**Requirement:**
Using the data below, copy every line that contains the word "JSON".

### Data

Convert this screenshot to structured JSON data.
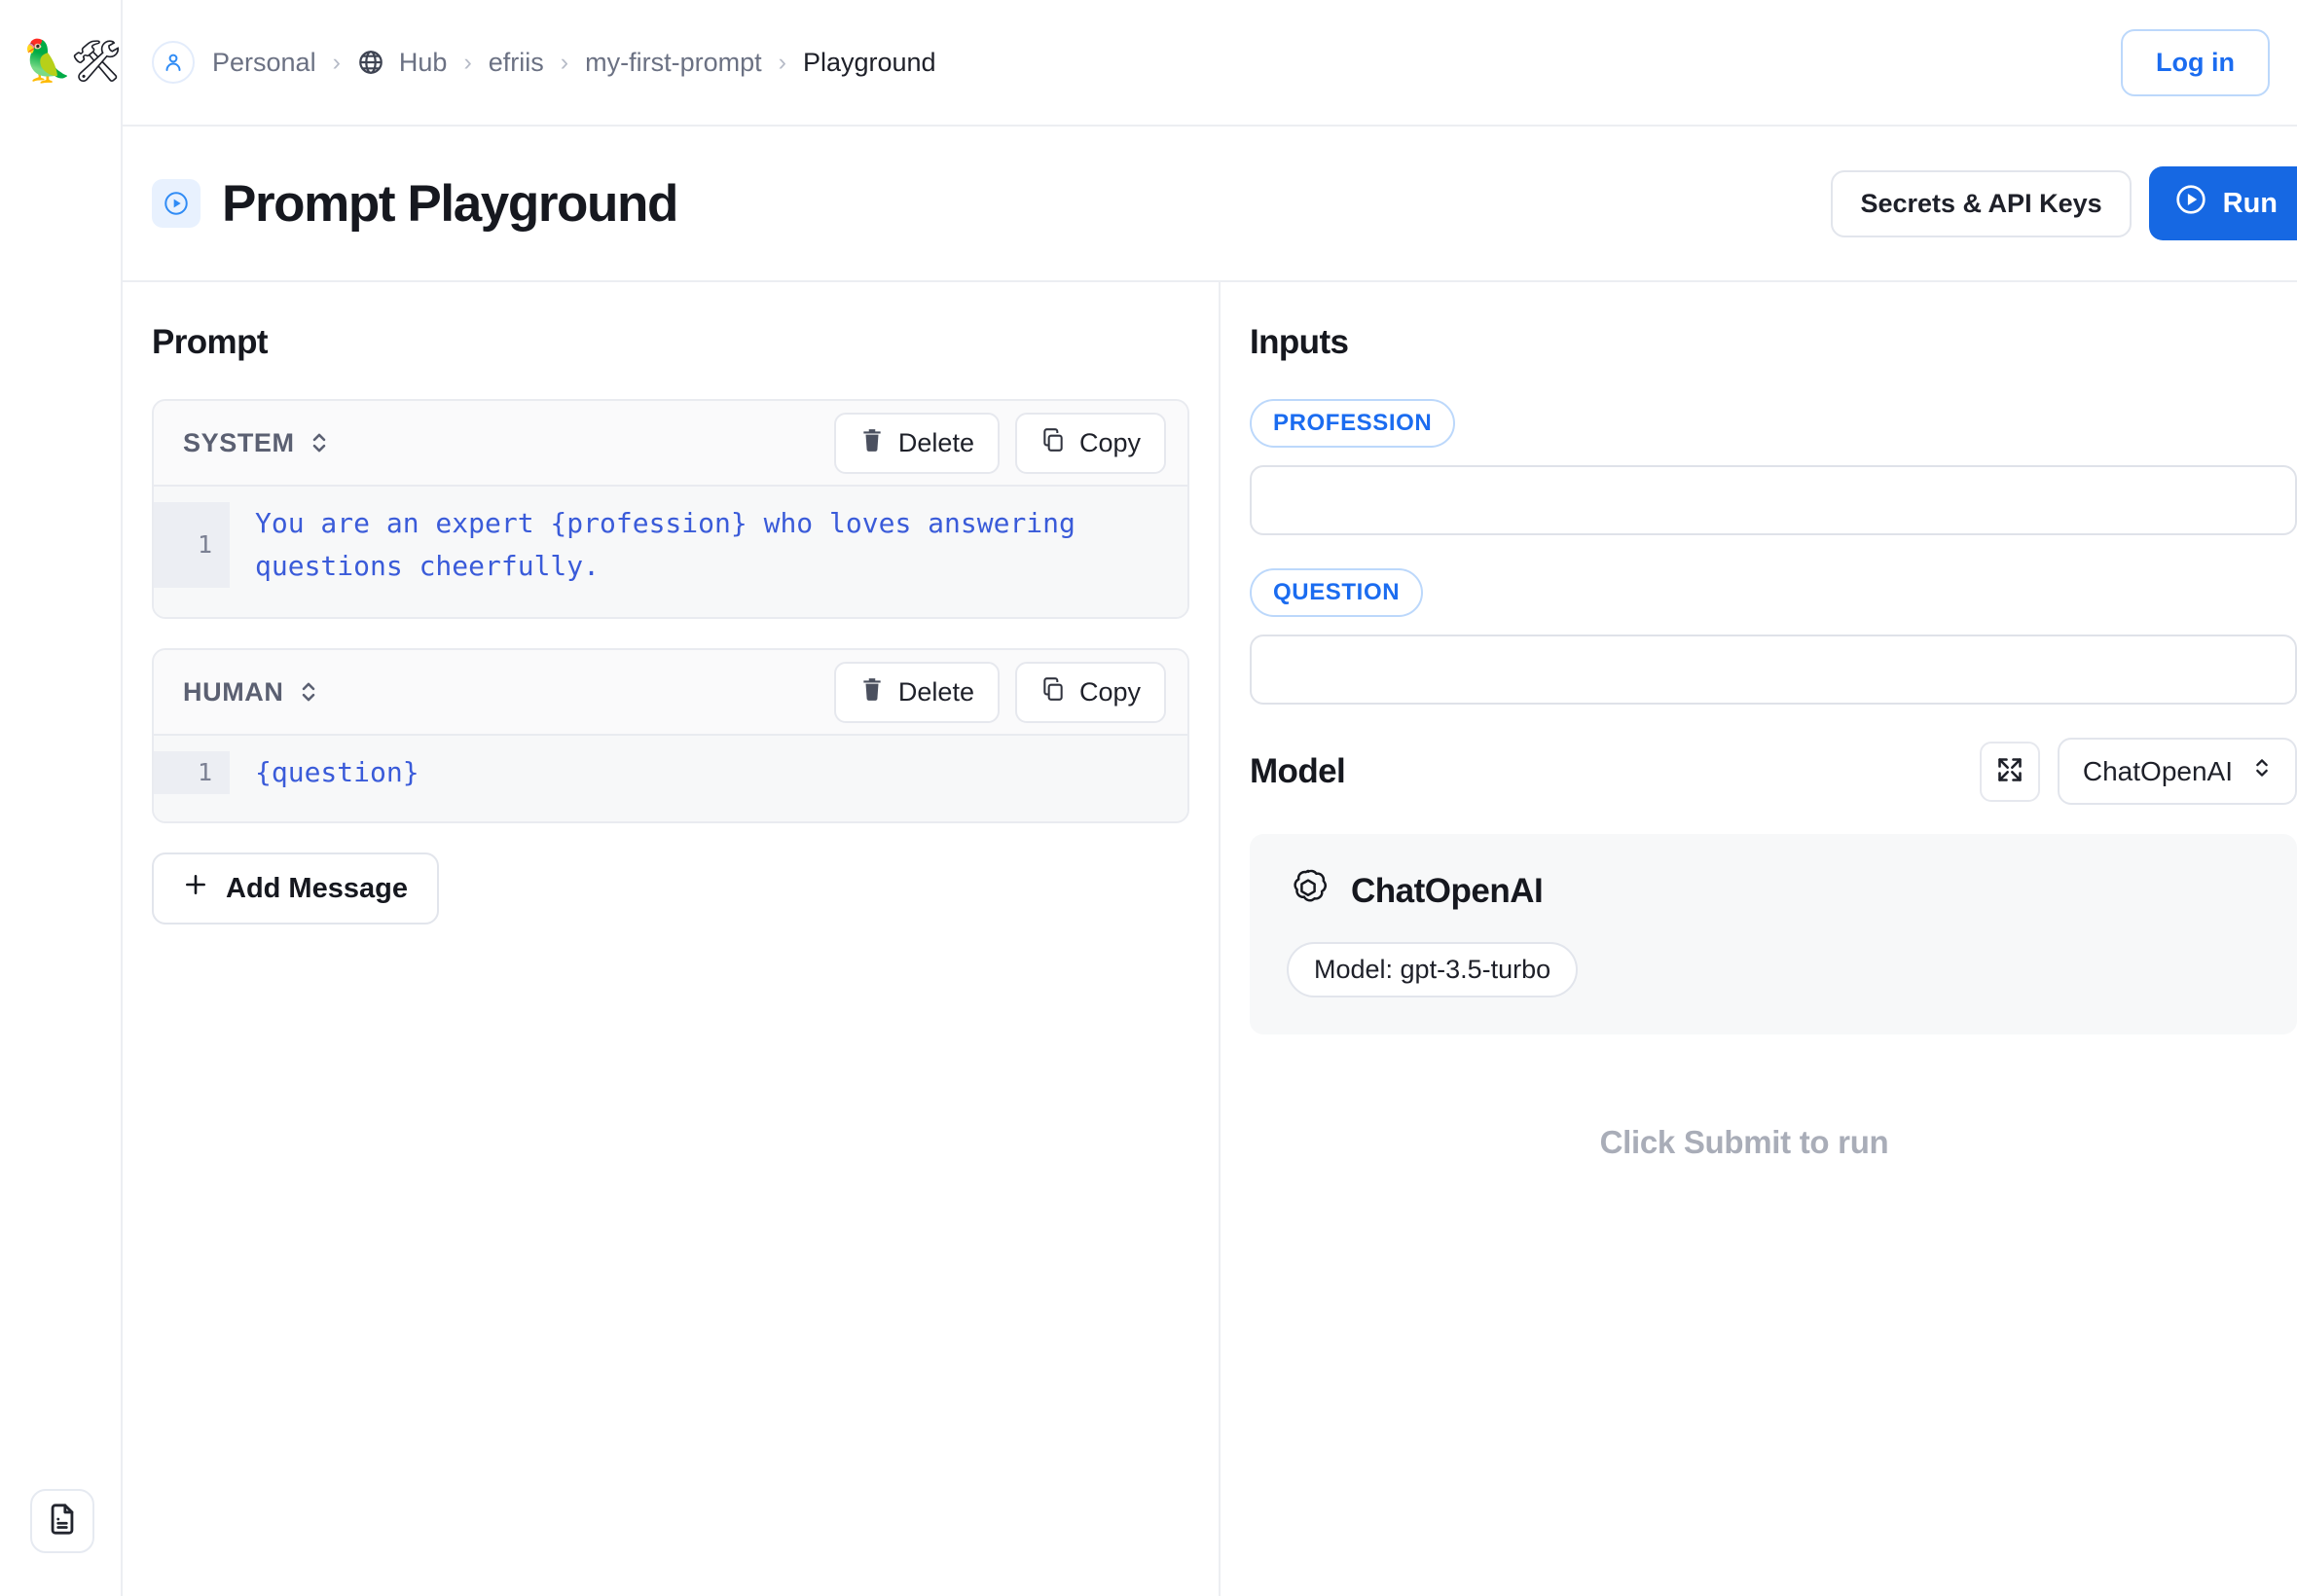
{
  "rail": {
    "logo": "🦜🛠",
    "logo_name": "langchain-logo",
    "bottom_button_icon": "document-icon"
  },
  "breadcrumb": {
    "avatar_icon": "user-icon",
    "globe_icon": "globe-icon",
    "separator": "›",
    "items": [
      {
        "label": "Personal",
        "current": false
      },
      {
        "label": "Hub",
        "current": false
      },
      {
        "label": "efriis",
        "current": false
      },
      {
        "label": "my-first-prompt",
        "current": false
      },
      {
        "label": "Playground",
        "current": true
      }
    ]
  },
  "topbar": {
    "login_label": "Log in"
  },
  "header": {
    "title": "Prompt Playground",
    "title_icon": "play-circle-icon",
    "secrets_label": "Secrets & API Keys",
    "run_label": "Run",
    "run_icon": "play-circle-icon"
  },
  "prompt": {
    "heading": "Prompt",
    "messages": [
      {
        "role": "SYSTEM",
        "stepper_icon": "chevron-up-down-icon",
        "delete_label": "Delete",
        "delete_icon": "trash-icon",
        "copy_label": "Copy",
        "copy_icon": "copy-icon",
        "line_number": "1",
        "content": "You are an expert {profession} who loves answering questions cheerfully."
      },
      {
        "role": "HUMAN",
        "stepper_icon": "chevron-up-down-icon",
        "delete_label": "Delete",
        "delete_icon": "trash-icon",
        "copy_label": "Copy",
        "copy_icon": "copy-icon",
        "line_number": "1",
        "content": "{question}"
      }
    ],
    "add_message_label": "Add Message",
    "add_message_icon": "plus-icon"
  },
  "inputs": {
    "heading": "Inputs",
    "fields": [
      {
        "badge": "PROFESSION",
        "value": "",
        "placeholder": ""
      },
      {
        "badge": "QUESTION",
        "value": "",
        "placeholder": ""
      }
    ]
  },
  "model": {
    "heading": "Model",
    "expand_icon": "expand-icon",
    "selected": "ChatOpenAI",
    "select_icon": "chevron-up-down-icon",
    "card": {
      "provider_icon": "openai-logo-icon",
      "name": "ChatOpenAI",
      "chip": "Model: gpt-3.5-turbo"
    }
  },
  "output": {
    "hint": "Click Submit to run"
  },
  "colors": {
    "accent_blue": "#1668e3",
    "link_blue": "#1b6cf0",
    "code_blue": "#3a5bd9",
    "muted": "#6b7183",
    "hint_gray": "#a9adb8"
  }
}
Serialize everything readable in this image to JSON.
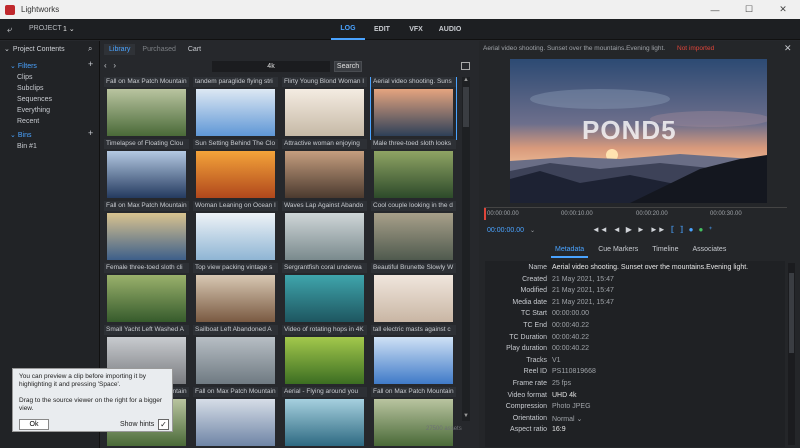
{
  "titlebar": {
    "title": "Lightworks",
    "minimize": "—",
    "maximize": "☐",
    "close": "✕"
  },
  "nav": {
    "back_icon": "⤶",
    "project_label": "PROJECT",
    "project_number": "1 ⌄",
    "tabs": [
      "LOG",
      "EDIT",
      "VFX",
      "AUDIO"
    ],
    "active_tab": "LOG"
  },
  "sidebar": {
    "header": "Project Contents",
    "search_icon": "⌕",
    "filters_label": "Filters",
    "items": [
      "Clips",
      "Subclips",
      "Sequences",
      "Everything",
      "Recent"
    ],
    "bins_label": "Bins",
    "bin_items": [
      "Bin #1"
    ]
  },
  "browser": {
    "tabs": [
      "Library",
      "Purchased",
      "Cart"
    ],
    "search_value": "4k",
    "search_button": "Search",
    "asset_count": "27500 assets",
    "clips": [
      {
        "label": "Fall on Max Patch Mountain"
      },
      {
        "label": "tandem paraglide flying stri"
      },
      {
        "label": "Flirty Young Blond Woman I"
      },
      {
        "label": "Aerial video shooting. Suns"
      },
      {
        "label": "Timelapse of Floating Clou"
      },
      {
        "label": "Sun Setting Behind The Clo"
      },
      {
        "label": "Attractive woman enjoying"
      },
      {
        "label": "Male three-toed sloth looks"
      },
      {
        "label": "Fall on Max Patch Mountain"
      },
      {
        "label": "Woman Leaning on Ocean I"
      },
      {
        "label": "Waves Lap Against Abando"
      },
      {
        "label": "Cool couple looking in the d"
      },
      {
        "label": "Female three-toed sloth cli"
      },
      {
        "label": "Top view packing vintage s"
      },
      {
        "label": "Sergrantfish coral underwa"
      },
      {
        "label": "Beautiful Brunette Slowly W"
      },
      {
        "label": "Small Yacht Left Washed A"
      },
      {
        "label": "Sailboat Left Abandoned A"
      },
      {
        "label": "Video of rotating hops in 4K"
      },
      {
        "label": "tall electric masts against c"
      },
      {
        "label": "Fall on Max Patch Mountain"
      },
      {
        "label": "Fall on Max Patch Mountain"
      },
      {
        "label": "Aerial - Flying around you"
      },
      {
        "label": "Fall on Max Patch Mountain"
      }
    ]
  },
  "tooltip": {
    "line1": "You can preview a clip before importing it by highlighting it and pressing 'Space'.",
    "line2": "Drag to the source viewer on the right for a bigger view.",
    "ok": "Ok",
    "show_hints": "Show hints",
    "check": "✓"
  },
  "viewer": {
    "header": "Aerial video shooting. Sunset over the mountains.Evening light.",
    "not_imported": "Not imported",
    "close_icon": "✕",
    "watermark": "POND5",
    "timecode": "00:00:00.00",
    "tc_dropdown": "⌄",
    "ruler": [
      "00:00:00.00",
      "00:00:10.00",
      "00:00:20.00",
      "00:00:30.00"
    ],
    "controls": [
      "◄◄",
      "◄",
      "▶",
      "►",
      "►►"
    ],
    "meta_tabs": [
      "Metadata",
      "Cue Markers",
      "Timeline",
      "Associates"
    ],
    "metadata": [
      {
        "k": "Name",
        "v": "Aerial video shooting. Sunset over the mountains.Evening light."
      },
      {
        "k": "Created",
        "v": "21 May 2021, 15:47"
      },
      {
        "k": "Modified",
        "v": "21 May 2021, 15:47"
      },
      {
        "k": "Media date",
        "v": "21 May 2021, 15:47"
      },
      {
        "k": "TC Start",
        "v": "00:00:00.00"
      },
      {
        "k": "TC End",
        "v": "00:00:40.22"
      },
      {
        "k": "TC Duration",
        "v": "00:00:40.22"
      },
      {
        "k": "Play duration",
        "v": "00:00:40.22"
      },
      {
        "k": "Tracks",
        "v": "V1"
      },
      {
        "k": "Reel ID",
        "v": "PS110819668"
      },
      {
        "k": "Frame rate",
        "v": "25 fps"
      },
      {
        "k": "Video format",
        "v": "UHD 4k"
      },
      {
        "k": "Compression",
        "v": "Photo JPEG"
      },
      {
        "k": "Orientation",
        "v": "Normal ⌄"
      },
      {
        "k": "Aspect ratio",
        "v": "16:9"
      }
    ]
  }
}
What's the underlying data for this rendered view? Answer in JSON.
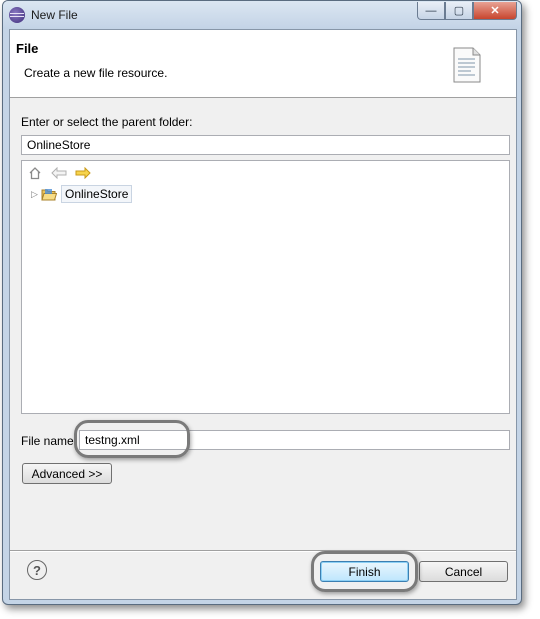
{
  "window": {
    "title": "New File",
    "controls": {
      "minimize": "—",
      "maximize": "▢",
      "close": "✕"
    }
  },
  "banner": {
    "title": "File",
    "description": "Create a new file resource."
  },
  "parent_folder": {
    "label": "Enter or select the parent folder:",
    "value": "OnlineStore"
  },
  "tree": {
    "items": [
      {
        "label": "OnlineStore",
        "icon": "open-folder-icon",
        "expanded": false
      }
    ]
  },
  "file_name": {
    "label": "File name:",
    "value": "testng.xml"
  },
  "buttons": {
    "advanced": "Advanced >>",
    "finish": "Finish",
    "cancel": "Cancel",
    "help": "?"
  },
  "colors": {
    "frame": "#c4d4e6",
    "client": "#f0f0f0",
    "default_button": "#bee6fd",
    "callout": "#7a7a7a"
  }
}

######

**Solution below:**
Convert this screenshot to structured JSON data.
Serialize everything readable in this image to JSON.
What's the underlying data for this rendered view? Answer in JSON.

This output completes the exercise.